Structured figure records
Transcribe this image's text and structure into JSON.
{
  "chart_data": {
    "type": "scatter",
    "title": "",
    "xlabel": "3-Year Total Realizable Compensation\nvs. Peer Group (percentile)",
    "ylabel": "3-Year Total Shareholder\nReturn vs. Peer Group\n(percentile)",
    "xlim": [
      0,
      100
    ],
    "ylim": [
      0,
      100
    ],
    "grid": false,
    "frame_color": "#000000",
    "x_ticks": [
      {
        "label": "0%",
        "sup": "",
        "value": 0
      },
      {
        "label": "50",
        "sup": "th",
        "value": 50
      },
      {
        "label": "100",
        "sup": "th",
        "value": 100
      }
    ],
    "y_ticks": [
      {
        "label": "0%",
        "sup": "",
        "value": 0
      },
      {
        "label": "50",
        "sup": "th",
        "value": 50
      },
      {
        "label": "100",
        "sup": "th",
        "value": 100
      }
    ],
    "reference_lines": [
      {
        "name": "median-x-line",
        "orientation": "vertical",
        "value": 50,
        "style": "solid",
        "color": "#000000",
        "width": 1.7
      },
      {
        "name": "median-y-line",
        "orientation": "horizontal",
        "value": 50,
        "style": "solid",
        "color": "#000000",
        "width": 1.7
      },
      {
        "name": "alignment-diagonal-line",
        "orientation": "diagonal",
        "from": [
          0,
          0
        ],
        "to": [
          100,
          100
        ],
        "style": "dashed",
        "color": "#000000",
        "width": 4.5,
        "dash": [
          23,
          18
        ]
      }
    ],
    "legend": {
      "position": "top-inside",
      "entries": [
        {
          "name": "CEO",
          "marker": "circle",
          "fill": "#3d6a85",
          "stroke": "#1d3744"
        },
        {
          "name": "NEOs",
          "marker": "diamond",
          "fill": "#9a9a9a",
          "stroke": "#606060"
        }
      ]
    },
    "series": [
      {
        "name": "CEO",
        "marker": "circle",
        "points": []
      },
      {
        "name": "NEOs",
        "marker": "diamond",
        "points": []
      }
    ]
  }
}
...
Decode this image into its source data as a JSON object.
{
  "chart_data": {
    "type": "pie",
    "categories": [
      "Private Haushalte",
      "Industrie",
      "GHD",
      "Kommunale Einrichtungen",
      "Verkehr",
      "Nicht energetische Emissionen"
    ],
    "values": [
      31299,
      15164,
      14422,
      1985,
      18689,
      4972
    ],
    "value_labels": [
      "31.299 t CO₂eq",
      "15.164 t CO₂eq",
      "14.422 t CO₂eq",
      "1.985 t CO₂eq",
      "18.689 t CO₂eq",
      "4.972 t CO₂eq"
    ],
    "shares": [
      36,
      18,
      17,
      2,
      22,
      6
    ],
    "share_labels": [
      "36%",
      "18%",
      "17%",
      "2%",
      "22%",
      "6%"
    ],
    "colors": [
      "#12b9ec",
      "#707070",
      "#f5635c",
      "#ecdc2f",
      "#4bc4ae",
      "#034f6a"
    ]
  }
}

● **To do**
Return all lines containing the word "Group".

● **Written solution**
    "xlabel": "3-Year Total Realizable Compensation\nvs. Peer Group (percentile)",
    "ylabel": "3-Year Total Shareholder\nReturn vs. Peer Group\n(percentile)",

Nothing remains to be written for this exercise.